EXERCISE INSTRUCTIONS: With the pictures omitted, write out the entries that follow exactly as they stand.

Records contained in a dataset:
==*==
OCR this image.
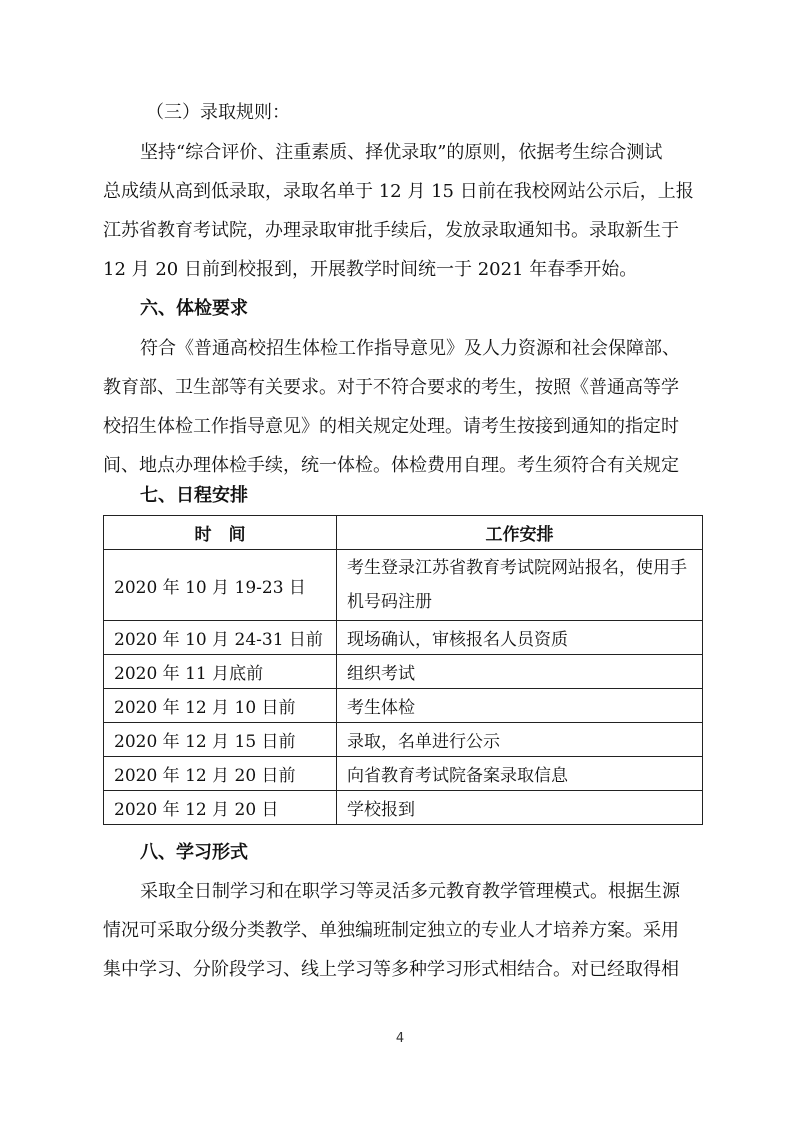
（三）录取规则：
坚持“综合评价、注重素质、择优录取”的原则，依据考生综合测试
总成绩从高到低录取，录取名单于 12 月 15 日前在我校网站公示后，上报
江苏省教育考试院，办理录取审批手续后，发放录取通知书。录取新生于
12 月 20 日前到校报到，开展教学时间统一于 2021 年春季开始。
六、体检要求
符合《普通高校招生体检工作指导意见》及人力资源和社会保障部、
教育部、卫生部等有关要求。对于不符合要求的考生，按照《普通高等学
校招生体检工作指导意见》的相关规定处理。请考生按接到通知的指定时
间、地点办理体检手续，统一体检。体检费用自理。考生须符合有关规定
七、日程安排
时　间	工作安排
2020 年 10 月 19-23 日	考生登录江苏省教育考试院网站报名，使用手机号码注册
2020 年 10 月 24-31 日前	现场确认，审核报名人员资质
2020 年 11 月底前	组织考试
2020 年 12 月 10 日前	考生体检
2020 年 12 月 15 日前	录取，名单进行公示
2020 年 12 月 20 日前	向省教育考试院备案录取信息
2020 年 12 月 20 日	学校报到
八、学习形式
采取全日制学习和在职学习等灵活多元教育教学管理模式。根据生源
情况可采取分级分类教学、单独编班制定独立的专业人才培养方案。采用
集中学习、分阶段学习、线上学习等多种学习形式相结合。对已经取得相
4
==*==
EXERCISE ANSWER:
OCR this image.
（三）录取规则：
坚持“综合评价、注重素质、择优录取”的原则，依据考生综合测试
总成绩从高到低录取，录取名单于 12 月 15 日前在我校网站公示后，上报
江苏省教育考试院，办理录取审批手续后，发放录取通知书。录取新生于
12 月 20 日前到校报到，开展教学时间统一于 2021 年春季开始。
六、体检要求
符合《普通高校招生体检工作指导意见》及人力资源和社会保障部、
教育部、卫生部等有关要求。对于不符合要求的考生，按照《普通高等学
校招生体检工作指导意见》的相关规定处理。请考生按接到通知的指定时
间、地点办理体检手续，统一体检。体检费用自理。考生须符合有关规定
七、日程安排
时　间	工作安排
2020 年 10 月 19-23 日	考生登录江苏省教育考试院网站报名，使用手机号码注册
2020 年 10 月 24-31 日前	现场确认，审核报名人员资质
2020 年 11 月底前	组织考试
2020 年 12 月 10 日前	考生体检
2020 年 12 月 15 日前	录取，名单进行公示
2020 年 12 月 20 日前	向省教育考试院备案录取信息
2020 年 12 月 20 日	学校报到
八、学习形式
采取全日制学习和在职学习等灵活多元教育教学管理模式。根据生源
情况可采取分级分类教学、单独编班制定独立的专业人才培养方案。采用
集中学习、分阶段学习、线上学习等多种学习形式相结合。对已经取得相
4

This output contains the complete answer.